[BEGIN Records to use]
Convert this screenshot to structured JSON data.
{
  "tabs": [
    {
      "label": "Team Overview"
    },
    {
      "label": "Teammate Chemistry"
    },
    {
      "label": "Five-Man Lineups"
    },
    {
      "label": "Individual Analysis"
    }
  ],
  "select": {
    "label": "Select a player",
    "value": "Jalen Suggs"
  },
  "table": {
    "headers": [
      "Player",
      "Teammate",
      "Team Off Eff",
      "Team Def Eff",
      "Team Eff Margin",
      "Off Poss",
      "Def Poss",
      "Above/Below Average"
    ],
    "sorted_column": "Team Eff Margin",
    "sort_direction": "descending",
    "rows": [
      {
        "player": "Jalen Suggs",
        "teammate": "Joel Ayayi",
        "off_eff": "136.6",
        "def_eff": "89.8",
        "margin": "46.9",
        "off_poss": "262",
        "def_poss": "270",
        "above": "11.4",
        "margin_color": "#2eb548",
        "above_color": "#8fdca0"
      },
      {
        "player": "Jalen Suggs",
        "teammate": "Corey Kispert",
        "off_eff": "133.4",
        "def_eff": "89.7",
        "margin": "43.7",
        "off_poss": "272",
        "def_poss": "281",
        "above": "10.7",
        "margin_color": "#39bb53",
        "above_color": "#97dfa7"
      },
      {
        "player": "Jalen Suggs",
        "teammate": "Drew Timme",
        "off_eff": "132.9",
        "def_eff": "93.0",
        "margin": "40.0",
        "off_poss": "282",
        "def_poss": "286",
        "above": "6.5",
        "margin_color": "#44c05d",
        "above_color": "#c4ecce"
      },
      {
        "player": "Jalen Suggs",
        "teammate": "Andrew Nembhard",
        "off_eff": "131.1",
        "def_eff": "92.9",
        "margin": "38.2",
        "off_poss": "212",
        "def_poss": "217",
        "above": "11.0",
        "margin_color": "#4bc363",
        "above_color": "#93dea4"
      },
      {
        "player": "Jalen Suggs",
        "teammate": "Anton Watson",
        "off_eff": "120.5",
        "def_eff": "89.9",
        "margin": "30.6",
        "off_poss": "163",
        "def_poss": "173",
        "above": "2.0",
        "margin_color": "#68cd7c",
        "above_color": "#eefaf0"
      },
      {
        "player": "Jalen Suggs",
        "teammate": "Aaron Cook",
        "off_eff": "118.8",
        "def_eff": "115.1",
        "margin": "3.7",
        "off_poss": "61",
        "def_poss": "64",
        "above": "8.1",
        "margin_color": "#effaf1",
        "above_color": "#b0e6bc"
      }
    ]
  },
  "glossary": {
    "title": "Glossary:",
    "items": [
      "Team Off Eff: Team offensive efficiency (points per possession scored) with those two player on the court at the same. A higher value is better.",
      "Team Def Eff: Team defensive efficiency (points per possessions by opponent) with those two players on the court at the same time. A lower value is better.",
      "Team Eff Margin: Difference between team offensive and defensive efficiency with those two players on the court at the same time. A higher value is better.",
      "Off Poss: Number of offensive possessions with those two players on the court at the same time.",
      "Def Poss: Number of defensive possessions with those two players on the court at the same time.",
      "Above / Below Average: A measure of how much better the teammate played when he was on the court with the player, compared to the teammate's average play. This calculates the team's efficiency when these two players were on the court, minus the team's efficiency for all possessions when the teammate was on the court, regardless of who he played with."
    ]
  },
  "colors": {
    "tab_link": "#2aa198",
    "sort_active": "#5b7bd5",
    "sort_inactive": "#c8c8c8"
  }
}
[END Records to use]
## Task details
Go over the data above and copy every line that has the word "Below" in it.

## Written response
      "Above/Below Average"
      "Above / Below Average: A measure of how much better the teammate played when he was on the court with the player, compared to the teammate's average play. This calculates the team's efficiency when these two players were on the court, minus the team's efficiency for all possessions when the teammate was on the court, regardless of who he played with."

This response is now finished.